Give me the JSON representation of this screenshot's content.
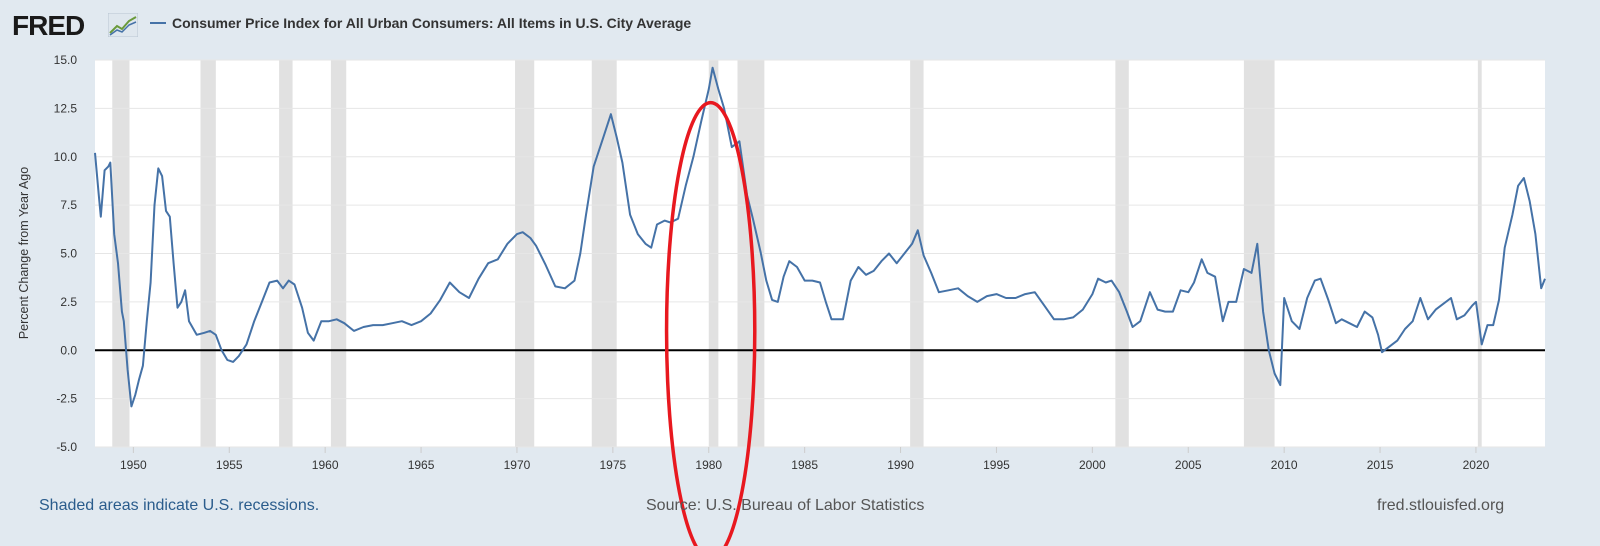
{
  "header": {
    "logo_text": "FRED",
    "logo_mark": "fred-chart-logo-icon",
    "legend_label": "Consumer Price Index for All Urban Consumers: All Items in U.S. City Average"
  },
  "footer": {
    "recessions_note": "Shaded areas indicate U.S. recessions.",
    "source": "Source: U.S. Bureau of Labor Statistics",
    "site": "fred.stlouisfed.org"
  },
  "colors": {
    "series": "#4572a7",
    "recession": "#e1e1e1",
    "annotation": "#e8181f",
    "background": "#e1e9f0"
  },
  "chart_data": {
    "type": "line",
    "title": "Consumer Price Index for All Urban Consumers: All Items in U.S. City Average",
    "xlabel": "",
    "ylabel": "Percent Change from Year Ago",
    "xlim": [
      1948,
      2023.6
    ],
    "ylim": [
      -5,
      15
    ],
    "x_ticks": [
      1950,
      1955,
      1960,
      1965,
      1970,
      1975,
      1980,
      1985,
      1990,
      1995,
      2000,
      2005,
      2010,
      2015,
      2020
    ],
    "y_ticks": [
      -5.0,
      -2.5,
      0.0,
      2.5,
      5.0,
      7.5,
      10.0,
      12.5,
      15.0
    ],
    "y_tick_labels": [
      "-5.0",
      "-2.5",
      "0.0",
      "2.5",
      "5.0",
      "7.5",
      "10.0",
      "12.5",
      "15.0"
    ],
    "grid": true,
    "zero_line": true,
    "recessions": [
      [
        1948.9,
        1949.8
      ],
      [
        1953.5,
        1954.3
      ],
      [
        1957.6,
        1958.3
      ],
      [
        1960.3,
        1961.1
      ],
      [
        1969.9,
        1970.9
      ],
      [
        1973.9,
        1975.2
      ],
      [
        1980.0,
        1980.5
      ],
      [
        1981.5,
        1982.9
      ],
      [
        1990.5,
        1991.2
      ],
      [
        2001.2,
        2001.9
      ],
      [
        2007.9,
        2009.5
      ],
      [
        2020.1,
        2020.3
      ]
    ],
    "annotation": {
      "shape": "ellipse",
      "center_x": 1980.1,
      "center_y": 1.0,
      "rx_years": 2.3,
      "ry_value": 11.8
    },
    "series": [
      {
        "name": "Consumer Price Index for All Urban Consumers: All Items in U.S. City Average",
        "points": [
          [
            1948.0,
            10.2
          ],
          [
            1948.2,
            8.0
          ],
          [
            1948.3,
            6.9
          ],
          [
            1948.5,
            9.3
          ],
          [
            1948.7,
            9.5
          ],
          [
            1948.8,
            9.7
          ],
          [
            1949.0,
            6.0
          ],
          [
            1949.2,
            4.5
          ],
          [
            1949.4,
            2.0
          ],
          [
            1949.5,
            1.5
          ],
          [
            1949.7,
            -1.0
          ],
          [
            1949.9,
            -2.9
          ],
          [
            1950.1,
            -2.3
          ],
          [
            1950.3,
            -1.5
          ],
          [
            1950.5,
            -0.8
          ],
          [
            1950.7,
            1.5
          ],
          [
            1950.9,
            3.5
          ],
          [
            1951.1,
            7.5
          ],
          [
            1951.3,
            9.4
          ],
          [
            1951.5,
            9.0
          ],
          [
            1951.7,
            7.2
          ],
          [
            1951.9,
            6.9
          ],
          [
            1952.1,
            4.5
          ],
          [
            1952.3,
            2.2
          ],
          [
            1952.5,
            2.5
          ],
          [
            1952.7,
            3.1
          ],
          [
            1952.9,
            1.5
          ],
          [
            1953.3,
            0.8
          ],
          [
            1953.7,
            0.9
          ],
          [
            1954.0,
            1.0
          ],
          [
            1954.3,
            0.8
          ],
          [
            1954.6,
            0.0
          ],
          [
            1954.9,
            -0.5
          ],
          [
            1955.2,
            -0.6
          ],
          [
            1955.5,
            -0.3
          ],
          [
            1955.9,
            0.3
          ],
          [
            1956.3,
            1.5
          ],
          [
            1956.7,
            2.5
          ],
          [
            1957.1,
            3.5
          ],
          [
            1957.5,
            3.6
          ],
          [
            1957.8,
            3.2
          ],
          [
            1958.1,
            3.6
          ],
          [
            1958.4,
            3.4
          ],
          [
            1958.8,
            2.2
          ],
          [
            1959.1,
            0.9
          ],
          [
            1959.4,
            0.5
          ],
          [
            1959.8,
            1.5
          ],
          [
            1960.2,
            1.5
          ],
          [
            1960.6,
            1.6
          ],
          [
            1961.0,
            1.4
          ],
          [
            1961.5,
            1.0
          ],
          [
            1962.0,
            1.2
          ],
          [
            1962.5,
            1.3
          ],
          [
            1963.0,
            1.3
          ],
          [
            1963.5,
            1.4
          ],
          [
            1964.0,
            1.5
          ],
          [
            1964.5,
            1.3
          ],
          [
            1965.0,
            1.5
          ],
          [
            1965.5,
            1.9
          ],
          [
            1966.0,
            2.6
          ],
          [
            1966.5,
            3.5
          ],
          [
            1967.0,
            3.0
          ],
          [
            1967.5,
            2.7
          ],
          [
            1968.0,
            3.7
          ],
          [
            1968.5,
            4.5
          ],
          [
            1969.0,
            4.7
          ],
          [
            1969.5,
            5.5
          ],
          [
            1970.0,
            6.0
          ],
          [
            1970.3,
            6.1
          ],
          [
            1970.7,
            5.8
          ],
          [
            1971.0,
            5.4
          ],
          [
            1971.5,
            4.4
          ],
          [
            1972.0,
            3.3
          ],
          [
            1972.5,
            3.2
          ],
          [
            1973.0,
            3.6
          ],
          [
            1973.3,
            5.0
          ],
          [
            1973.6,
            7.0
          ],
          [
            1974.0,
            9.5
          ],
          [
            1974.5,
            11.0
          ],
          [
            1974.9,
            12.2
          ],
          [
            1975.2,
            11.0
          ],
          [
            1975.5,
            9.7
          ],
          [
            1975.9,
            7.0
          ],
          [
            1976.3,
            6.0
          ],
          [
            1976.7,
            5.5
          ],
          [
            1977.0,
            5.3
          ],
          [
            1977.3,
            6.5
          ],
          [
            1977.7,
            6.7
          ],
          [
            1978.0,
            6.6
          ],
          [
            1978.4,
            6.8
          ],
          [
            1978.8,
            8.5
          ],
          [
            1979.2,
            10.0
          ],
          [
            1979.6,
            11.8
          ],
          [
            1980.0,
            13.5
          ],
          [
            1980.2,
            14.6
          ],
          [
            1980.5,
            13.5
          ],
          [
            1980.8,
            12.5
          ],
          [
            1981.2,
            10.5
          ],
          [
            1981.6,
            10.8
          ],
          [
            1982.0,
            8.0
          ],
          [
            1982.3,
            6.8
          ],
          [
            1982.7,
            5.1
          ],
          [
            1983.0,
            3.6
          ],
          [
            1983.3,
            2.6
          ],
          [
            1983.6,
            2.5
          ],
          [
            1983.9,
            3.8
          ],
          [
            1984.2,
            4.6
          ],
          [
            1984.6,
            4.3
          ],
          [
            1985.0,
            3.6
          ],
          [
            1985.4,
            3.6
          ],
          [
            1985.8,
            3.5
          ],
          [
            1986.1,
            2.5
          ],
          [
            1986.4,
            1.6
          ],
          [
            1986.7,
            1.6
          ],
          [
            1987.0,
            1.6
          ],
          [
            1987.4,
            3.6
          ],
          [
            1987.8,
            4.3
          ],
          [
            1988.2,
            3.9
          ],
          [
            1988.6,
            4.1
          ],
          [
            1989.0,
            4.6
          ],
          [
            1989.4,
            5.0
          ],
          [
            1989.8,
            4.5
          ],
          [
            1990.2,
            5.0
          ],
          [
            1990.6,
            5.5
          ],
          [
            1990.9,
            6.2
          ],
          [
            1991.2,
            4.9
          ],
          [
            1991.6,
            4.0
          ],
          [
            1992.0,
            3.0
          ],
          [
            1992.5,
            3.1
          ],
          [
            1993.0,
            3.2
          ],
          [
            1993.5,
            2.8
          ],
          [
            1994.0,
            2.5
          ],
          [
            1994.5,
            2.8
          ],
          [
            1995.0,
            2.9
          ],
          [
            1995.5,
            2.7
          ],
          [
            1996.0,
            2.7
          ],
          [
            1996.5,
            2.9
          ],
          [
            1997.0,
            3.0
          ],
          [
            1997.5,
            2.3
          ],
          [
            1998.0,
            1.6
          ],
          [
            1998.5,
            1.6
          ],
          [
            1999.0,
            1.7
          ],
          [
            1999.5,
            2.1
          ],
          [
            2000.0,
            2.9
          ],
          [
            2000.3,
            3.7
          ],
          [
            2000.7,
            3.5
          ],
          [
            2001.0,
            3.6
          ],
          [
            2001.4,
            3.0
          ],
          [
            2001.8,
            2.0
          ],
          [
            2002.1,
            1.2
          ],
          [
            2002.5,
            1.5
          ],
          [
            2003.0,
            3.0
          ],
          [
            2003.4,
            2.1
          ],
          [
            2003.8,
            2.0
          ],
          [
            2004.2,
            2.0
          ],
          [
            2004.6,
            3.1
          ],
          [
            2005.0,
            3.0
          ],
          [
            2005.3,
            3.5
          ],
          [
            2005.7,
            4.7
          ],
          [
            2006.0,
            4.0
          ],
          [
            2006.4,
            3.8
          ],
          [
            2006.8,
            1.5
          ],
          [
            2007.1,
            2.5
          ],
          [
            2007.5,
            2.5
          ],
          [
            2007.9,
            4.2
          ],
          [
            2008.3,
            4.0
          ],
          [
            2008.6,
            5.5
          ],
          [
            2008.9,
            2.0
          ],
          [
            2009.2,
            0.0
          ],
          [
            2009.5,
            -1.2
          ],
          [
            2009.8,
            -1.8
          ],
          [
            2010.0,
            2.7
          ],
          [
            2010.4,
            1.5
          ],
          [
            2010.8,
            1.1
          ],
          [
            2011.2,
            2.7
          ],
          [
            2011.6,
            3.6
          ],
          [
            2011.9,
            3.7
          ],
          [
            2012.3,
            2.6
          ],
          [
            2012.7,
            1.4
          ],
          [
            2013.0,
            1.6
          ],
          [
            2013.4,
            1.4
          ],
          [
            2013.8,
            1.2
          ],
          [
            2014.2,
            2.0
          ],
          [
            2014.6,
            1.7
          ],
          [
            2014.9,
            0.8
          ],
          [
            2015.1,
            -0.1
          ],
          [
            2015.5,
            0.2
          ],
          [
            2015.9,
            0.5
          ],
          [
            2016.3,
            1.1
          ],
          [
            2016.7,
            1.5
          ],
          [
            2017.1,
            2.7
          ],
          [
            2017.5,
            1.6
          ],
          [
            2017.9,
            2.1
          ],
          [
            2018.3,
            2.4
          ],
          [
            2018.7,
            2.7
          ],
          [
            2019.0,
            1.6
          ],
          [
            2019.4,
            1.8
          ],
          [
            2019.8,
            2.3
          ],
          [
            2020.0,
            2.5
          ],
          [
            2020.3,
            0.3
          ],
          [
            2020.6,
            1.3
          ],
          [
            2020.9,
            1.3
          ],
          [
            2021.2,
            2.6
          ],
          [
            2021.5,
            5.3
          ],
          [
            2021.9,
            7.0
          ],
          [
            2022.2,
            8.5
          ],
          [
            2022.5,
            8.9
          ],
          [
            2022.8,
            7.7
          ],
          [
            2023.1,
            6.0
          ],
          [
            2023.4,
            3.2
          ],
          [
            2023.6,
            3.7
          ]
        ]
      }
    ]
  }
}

— Problem to work on —
Collect from the data above every line that includes "recessions".

— Exercise output —
    "recessions_note": "Shaded areas indicate U.S. recessions.",
    "recessions": [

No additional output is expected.